> _Stated problem_: In the material below, the lines containing the word "live" are required; copy each of them.
— begin Provided material —
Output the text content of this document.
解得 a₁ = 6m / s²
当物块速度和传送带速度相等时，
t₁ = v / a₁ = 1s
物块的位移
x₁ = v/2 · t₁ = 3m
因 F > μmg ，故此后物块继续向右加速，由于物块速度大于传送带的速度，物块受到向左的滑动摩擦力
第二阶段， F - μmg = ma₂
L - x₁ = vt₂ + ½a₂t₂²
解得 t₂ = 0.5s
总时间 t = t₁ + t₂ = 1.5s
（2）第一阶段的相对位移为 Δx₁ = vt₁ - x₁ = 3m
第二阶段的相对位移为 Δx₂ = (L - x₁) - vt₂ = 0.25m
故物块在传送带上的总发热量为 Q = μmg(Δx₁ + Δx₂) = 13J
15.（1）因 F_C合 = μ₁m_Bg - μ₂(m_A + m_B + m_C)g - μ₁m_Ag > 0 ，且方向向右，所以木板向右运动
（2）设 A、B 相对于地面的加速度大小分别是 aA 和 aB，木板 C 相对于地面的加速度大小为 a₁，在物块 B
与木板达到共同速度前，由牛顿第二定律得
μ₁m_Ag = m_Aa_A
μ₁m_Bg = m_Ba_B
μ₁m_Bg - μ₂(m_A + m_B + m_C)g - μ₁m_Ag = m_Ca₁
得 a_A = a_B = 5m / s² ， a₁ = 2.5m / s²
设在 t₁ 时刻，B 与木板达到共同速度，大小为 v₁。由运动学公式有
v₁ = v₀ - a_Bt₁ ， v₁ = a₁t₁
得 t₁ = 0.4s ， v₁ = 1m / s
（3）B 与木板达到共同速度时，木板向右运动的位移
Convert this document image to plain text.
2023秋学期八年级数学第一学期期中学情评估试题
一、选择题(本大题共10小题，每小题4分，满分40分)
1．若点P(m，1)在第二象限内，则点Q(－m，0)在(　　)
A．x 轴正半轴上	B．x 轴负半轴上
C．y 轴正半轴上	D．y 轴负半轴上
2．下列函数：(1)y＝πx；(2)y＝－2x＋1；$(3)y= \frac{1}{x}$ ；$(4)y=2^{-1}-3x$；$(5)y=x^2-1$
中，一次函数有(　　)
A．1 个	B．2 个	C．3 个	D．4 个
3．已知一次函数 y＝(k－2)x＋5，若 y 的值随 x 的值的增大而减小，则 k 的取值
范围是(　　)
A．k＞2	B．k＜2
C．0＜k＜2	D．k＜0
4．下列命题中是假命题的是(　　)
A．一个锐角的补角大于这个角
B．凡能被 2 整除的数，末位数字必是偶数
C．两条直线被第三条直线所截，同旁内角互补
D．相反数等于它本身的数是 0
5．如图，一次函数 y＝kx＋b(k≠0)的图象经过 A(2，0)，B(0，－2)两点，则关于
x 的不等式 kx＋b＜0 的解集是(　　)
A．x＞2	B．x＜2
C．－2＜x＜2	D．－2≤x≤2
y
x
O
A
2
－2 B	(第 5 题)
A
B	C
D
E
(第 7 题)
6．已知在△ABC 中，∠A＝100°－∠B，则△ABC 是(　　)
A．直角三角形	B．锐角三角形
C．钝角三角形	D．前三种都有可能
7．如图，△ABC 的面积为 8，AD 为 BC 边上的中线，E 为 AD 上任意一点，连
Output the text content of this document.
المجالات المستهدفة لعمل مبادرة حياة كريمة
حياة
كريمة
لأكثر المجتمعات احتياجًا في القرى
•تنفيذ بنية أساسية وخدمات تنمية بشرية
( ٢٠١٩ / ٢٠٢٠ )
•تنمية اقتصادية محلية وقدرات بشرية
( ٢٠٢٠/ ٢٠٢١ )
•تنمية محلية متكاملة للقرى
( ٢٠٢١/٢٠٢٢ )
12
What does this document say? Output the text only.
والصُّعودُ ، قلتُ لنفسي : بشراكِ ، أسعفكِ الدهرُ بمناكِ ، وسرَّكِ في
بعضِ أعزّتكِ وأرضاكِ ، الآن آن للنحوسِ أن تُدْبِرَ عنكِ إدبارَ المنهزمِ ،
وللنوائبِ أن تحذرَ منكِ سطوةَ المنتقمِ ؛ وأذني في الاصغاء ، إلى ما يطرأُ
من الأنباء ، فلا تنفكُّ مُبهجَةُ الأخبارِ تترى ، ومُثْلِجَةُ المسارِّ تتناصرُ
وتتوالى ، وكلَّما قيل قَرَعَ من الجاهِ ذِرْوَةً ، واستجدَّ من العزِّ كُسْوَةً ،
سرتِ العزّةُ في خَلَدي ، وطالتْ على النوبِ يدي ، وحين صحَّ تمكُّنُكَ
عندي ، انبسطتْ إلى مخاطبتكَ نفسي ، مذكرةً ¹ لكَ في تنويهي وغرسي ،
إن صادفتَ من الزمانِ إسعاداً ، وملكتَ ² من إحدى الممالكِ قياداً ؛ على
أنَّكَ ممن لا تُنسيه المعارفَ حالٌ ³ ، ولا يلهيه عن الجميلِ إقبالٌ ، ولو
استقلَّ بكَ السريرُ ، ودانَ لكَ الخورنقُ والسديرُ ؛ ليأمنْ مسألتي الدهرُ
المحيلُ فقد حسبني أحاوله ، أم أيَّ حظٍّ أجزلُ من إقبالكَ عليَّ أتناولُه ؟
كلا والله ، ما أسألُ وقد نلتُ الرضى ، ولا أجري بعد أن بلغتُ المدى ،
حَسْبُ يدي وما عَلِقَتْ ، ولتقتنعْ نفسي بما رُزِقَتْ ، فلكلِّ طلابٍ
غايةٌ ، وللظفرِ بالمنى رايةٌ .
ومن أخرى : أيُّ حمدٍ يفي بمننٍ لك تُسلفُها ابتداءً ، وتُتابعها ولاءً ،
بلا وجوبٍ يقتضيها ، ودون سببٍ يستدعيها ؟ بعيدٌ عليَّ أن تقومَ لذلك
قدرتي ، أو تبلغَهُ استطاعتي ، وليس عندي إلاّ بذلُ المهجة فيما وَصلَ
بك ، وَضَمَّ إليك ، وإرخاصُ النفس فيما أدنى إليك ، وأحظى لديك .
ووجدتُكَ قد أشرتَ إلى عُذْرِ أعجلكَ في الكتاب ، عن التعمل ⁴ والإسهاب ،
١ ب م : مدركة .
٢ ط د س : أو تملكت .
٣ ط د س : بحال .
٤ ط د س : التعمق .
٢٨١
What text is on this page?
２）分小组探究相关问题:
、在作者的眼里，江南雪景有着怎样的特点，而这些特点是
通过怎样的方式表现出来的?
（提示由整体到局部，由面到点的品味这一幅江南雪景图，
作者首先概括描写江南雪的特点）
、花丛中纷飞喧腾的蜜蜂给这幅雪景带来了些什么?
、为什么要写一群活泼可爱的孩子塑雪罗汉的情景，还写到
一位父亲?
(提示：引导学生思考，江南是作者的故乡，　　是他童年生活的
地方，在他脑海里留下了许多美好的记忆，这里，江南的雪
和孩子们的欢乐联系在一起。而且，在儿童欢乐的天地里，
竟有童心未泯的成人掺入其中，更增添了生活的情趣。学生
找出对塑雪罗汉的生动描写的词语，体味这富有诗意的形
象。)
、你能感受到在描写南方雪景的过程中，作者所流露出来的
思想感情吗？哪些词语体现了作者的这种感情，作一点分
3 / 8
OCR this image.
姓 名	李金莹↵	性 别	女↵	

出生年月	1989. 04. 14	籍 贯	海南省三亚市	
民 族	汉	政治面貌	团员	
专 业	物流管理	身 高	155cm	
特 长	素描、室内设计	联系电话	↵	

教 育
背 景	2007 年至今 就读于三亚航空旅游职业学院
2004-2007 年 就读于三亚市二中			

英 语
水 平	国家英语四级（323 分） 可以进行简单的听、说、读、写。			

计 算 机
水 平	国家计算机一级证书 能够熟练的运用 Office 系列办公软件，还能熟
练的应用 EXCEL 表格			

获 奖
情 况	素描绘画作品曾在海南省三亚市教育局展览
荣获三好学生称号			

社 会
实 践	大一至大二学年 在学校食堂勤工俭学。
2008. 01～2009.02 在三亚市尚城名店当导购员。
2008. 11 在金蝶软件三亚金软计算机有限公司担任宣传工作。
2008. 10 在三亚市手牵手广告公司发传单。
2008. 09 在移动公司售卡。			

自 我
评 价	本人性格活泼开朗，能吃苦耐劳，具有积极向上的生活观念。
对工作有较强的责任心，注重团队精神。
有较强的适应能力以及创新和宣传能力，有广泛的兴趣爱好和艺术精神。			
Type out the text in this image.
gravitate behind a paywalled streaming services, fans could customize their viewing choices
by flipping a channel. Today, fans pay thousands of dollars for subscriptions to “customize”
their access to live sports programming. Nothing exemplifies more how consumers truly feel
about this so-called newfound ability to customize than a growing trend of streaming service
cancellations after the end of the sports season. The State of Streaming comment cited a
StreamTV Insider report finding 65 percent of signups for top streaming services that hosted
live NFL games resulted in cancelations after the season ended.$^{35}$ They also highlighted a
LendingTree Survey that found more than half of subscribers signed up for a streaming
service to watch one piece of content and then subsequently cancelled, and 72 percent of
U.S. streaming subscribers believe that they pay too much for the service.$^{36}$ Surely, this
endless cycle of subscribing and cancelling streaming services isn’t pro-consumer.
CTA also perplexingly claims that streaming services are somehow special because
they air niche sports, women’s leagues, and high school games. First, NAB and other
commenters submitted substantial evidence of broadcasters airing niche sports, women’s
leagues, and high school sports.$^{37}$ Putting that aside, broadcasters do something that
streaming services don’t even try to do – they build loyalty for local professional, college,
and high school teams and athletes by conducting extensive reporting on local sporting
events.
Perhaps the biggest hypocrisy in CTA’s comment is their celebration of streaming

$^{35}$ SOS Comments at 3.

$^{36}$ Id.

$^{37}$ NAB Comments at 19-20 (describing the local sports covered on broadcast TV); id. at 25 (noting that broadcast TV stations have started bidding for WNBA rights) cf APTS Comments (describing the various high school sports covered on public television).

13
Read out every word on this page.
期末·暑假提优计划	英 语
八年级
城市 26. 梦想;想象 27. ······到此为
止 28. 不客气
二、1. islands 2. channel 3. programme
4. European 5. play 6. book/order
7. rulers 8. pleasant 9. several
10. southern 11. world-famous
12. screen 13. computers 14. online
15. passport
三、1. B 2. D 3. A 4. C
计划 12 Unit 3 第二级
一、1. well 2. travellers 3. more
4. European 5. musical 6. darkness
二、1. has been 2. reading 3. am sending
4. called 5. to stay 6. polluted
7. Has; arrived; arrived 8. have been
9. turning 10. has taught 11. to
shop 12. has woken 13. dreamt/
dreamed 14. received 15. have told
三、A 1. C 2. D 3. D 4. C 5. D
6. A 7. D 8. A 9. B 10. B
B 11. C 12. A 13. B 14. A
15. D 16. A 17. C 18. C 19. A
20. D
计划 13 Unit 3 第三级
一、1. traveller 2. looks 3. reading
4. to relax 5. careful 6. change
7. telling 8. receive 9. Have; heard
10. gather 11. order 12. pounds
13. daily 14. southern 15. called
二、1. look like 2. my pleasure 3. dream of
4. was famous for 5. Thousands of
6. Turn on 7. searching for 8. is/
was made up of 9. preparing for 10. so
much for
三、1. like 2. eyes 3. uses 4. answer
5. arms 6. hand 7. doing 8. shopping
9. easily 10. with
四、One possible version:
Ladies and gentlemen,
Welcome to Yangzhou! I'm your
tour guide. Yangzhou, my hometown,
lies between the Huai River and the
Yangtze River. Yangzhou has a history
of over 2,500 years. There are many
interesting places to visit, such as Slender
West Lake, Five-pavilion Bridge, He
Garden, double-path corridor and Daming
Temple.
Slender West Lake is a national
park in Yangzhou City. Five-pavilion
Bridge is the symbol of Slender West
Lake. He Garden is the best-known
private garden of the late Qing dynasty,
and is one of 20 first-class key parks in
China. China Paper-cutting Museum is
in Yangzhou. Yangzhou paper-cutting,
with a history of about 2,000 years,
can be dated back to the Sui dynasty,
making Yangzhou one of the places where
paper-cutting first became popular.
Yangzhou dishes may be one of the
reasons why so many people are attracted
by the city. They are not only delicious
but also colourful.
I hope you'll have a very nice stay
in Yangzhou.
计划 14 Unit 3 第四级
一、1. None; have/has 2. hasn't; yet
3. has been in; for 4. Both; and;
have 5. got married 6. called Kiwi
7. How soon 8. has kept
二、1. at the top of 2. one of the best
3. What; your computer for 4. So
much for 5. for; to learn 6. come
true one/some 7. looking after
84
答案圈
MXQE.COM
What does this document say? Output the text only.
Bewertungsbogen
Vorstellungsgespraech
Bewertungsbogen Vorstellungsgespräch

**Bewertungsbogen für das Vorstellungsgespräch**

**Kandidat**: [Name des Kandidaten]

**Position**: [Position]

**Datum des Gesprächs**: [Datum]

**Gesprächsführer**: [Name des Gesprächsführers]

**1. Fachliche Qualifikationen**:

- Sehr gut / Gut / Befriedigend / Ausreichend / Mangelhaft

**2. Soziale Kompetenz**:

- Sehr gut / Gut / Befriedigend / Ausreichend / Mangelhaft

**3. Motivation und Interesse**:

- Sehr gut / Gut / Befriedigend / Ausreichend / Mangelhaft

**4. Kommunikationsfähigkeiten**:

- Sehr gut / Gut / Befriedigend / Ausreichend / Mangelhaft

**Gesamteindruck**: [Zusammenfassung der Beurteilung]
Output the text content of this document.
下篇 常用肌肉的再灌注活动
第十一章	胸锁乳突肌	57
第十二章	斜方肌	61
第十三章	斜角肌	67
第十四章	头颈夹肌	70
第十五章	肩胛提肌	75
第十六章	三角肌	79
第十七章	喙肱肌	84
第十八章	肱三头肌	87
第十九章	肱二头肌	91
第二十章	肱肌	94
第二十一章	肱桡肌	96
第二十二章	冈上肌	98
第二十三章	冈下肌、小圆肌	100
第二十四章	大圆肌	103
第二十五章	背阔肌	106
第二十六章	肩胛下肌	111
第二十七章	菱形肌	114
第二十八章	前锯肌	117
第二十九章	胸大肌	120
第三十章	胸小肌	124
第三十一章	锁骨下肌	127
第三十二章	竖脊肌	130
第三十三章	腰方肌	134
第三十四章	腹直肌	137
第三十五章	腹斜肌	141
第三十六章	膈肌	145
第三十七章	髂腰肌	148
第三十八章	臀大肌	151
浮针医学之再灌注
— end Provided material —
> _Solution to this task_:
their access to live sports programming. Nothing exemplifies more how consumers truly feel
live NFL games resulted in cancelations after the season ended.$^{35}$ They also highlighted a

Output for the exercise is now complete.